• Supplied entries:
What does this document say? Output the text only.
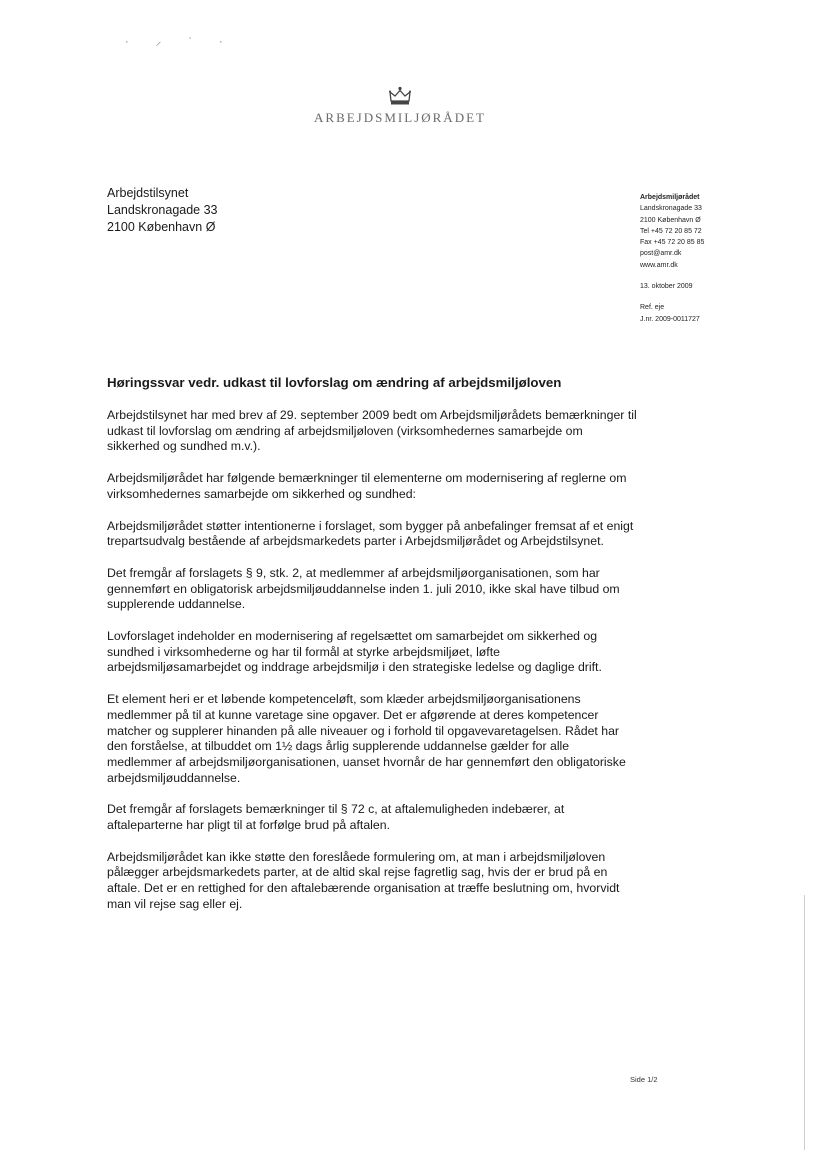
· ⸝ ʾ ·
ARBEJDSMILJØRÅDET
Arbejdstilsynet
Landskronagade 33
2100 København Ø
Arbejdsmiljørådet
Landskronagade 33
2100 København Ø
Tel +45 72 20 85 72
Fax +45 72 20 85 85
post@amr.dk
www.amr.dk
13. oktober 2009
Ref. eje
J.nr. 2009-0011727
Høringssvar vedr. udkast til lovforslag om ændring af arbejdsmiljøloven

Arbejdstilsynet har med brev af 29. september 2009 bedt om Arbejdsmiljørådets bemærkninger til udkast til lovforslag om ændring af arbejdsmiljøloven (virksomhedernes samarbejde om sikkerhed og sundhed m.v.).

Arbejdsmiljørådet har følgende bemærkninger til elementerne om modernisering af reglerne om virksomhedernes samarbejde om sikkerhed og sundhed:

Arbejdsmiljørådet støtter intentionerne i forslaget, som bygger på anbefalinger fremsat af et enigt trepartsudvalg bestående af arbejdsmarkedets parter i Arbejdsmiljørådet og Arbejdstilsynet.

Det fremgår af forslagets § 9, stk. 2, at medlemmer af arbejdsmiljøorganisationen, som har gennemført en obligatorisk arbejdsmiljøuddannelse inden 1. juli 2010, ikke skal have tilbud om supplerende uddannelse.

Lovforslaget indeholder en modernisering af regelsættet om samarbejdet om sikkerhed og sundhed i virksomhederne og har til formål at styrke arbejdsmiljøet, løfte arbejdsmiljøsamarbejdet og inddrage arbejdsmiljø i den strategiske ledelse og daglige drift.

Et element heri er et løbende kompetenceløft, som klæder arbejdsmiljøorganisationens medlemmer på til at kunne varetage sine opgaver. Det er afgørende at deres kompetencer matcher og supplerer hinanden på alle niveauer og i forhold til opgavevaretagelsen. Rådet har den forståelse, at tilbuddet om 1½ dags årlig supplerende uddannelse gælder for alle medlemmer af arbejdsmiljøorganisationen, uanset hvornår de har gennemført den obligatoriske arbejdsmiljøuddannelse.

Det fremgår af forslagets bemærkninger til § 72 c, at aftalemuligheden indebærer, at aftaleparterne har pligt til at forfølge brud på aftalen.

Arbejdsmiljørådet kan ikke støtte den foreslåede formulering om, at man i arbejdsmiljøloven pålægger arbejdsmarkedets parter, at de altid skal rejse fagretlig sag, hvis der er brud på en aftale. Det er en rettighed for den aftalebærende organisation at træffe beslutning om, hvorvidt man vil rejse sag eller ej.

Side 1/2
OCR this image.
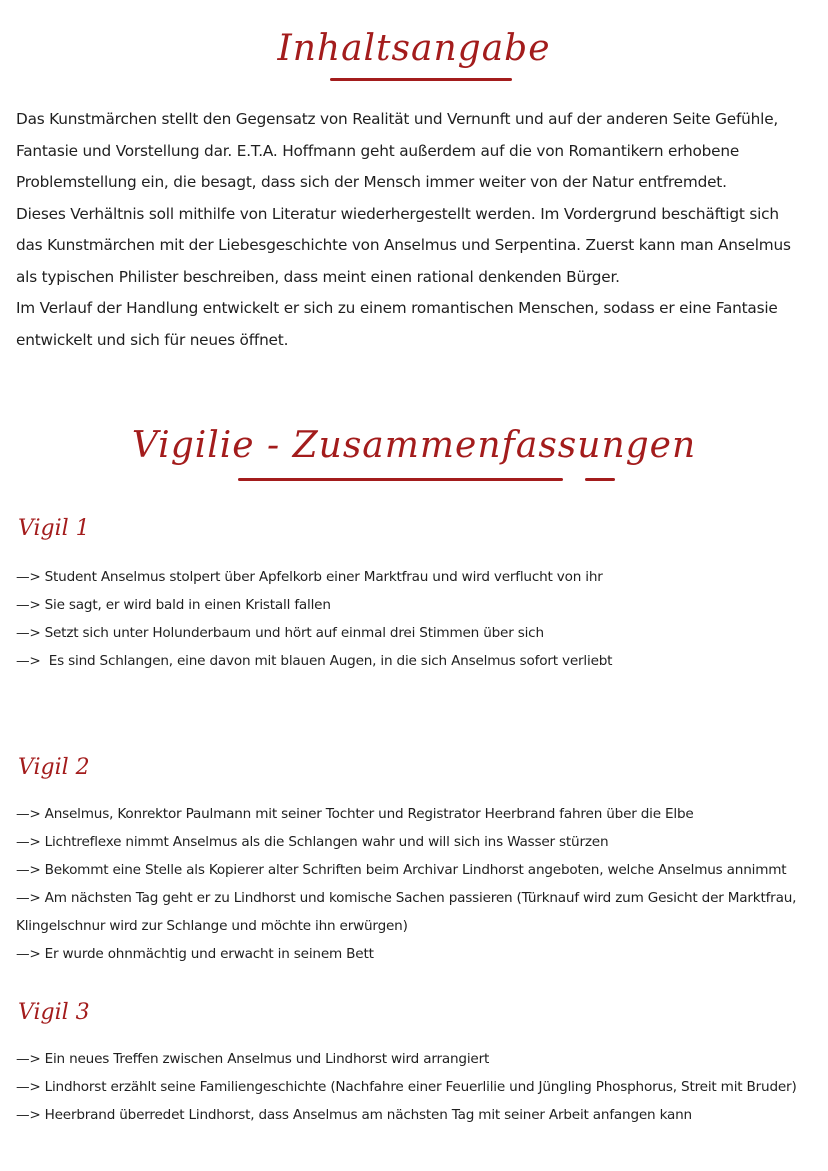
Inhaltsangabe

Das Kunstmärchen stellt den Gegensatz von Realität und Vernunft und auf der anderen Seite Gefühle, Fantasie und Vorstellung dar. E.T.A. Hoffmann geht außerdem auf die von Romantikern erhobene Problemstellung ein, die besagt, dass sich der Mensch immer weiter von der Natur entfremdet.

Dieses Verhältnis soll mithilfe von Literatur wiederhergestellt werden. Im Vordergrund beschäftigt sich das Kunstmärchen mit der Liebesgeschichte von Anselmus und Serpentina. Zuerst kann man Anselmus als typischen Philister beschreiben, dass meint einen rational denkenden Bürger.

Im Verlauf der Handlung entwickelt er sich zu einem romantischen Menschen, sodass er eine Fantasie entwickelt und sich für neues öffnet.

Vigilie - Zusammenfassungen
Vigil 1

—> Student Anselmus stolpert über Apfelkorb einer Marktfrau und wird verflucht von ihr

—> Sie sagt, er wird bald in einen Kristall fallen

—> Setzt sich unter Holunderbaum und hört auf einmal drei Stimmen über sich

—> Es sind Schlangen, eine davon mit blauen Augen, in die sich Anselmus sofort verliebt

Vigil 2

—> Anselmus, Konrektor Paulmann mit seiner Tochter und Registrator Heerbrand fahren über die Elbe

—> Lichtreflexe nimmt Anselmus als die Schlangen wahr und will sich ins Wasser stürzen

—> Bekommt eine Stelle als Kopierer alter Schriften beim Archivar Lindhorst angeboten, welche Anselmus annimmt

—> Am nächsten Tag geht er zu Lindhorst und komische Sachen passieren (Türknauf wird zum Gesicht der Marktfrau, Klingelschnur wird zur Schlange und möchte ihn erwürgen)

—> Er wurde ohnmächtig und erwacht in seinem Bett

Vigil 3

—> Ein neues Treffen zwischen Anselmus und Lindhorst wird arrangiert

—> Lindhorst erzählt seine Familiengeschichte (Nachfahre einer Feuerlilie und Jüngling Phosphorus, Streit mit Bruder)

—> Heerbrand überredet Lindhorst, dass Anselmus am nächsten Tag mit seiner Arbeit anfangen kann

• Given problem: Return every line above in which the string "sikkerhed" occurs.

• Correct output:
Arbejdstilsynet har med brev af 29. september 2009 bedt om Arbejdsmiljørådets bemærkninger til udkast til lovforslag om ændring af arbejdsmiljøloven (virksomhedernes samarbejde om sikkerhed og sundhed m.v.).
Arbejdsmiljørådet har følgende bemærkninger til elementerne om modernisering af reglerne om virksomhedernes samarbejde om sikkerhed og sundhed:
Lovforslaget indeholder en modernisering af regelsættet om samarbejdet om sikkerhed og sundhed i virksomhederne og har til formål at styrke arbejdsmiljøet, løfte arbejdsmiljøsamarbejdet og inddrage arbejdsmiljø i den strategiske ledelse og daglige drift.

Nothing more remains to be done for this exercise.